**THE REQUEST**:
Track down every line below that holds "sérosité" and copy it.

**SUPPLIED DATA**:
# # # #

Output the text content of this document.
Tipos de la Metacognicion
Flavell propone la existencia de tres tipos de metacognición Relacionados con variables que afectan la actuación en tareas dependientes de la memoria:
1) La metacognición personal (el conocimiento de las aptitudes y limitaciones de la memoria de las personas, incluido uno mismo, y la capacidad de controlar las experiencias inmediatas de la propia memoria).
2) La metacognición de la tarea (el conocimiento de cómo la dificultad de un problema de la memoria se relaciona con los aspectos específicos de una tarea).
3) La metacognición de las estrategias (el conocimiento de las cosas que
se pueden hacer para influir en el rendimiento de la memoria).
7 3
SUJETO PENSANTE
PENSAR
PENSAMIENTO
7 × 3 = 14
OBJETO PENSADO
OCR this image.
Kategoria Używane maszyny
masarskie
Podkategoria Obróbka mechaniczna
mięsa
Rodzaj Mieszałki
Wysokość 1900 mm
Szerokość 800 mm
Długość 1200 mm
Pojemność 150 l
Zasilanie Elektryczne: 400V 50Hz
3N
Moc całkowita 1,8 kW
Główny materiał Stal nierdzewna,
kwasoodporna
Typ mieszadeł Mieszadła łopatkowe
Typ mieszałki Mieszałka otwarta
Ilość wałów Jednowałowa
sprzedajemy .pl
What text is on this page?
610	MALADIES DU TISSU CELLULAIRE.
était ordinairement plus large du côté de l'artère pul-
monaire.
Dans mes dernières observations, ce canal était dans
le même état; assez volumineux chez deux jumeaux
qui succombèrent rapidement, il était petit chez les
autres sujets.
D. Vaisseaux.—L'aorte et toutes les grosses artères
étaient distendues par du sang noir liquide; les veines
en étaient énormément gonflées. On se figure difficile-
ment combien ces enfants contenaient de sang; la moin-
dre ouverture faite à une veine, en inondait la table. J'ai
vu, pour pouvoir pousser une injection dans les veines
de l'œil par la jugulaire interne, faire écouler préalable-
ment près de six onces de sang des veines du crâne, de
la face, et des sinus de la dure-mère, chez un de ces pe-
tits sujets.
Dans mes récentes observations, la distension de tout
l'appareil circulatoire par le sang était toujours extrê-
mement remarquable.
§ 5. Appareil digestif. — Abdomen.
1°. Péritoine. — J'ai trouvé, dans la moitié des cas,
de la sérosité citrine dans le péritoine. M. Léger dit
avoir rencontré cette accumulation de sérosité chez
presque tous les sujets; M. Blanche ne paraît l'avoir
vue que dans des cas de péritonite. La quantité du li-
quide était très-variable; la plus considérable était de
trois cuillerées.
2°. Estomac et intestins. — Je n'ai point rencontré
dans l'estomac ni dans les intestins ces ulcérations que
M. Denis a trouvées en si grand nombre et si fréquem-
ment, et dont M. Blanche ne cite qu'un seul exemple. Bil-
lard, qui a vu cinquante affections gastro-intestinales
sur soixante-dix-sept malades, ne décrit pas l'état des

# # # #

**RESULT OF THE TASK**:
de la sérosité citrine dans le péritoine. M. Léger dit
avoir rencontré cette accumulation de sérosité chez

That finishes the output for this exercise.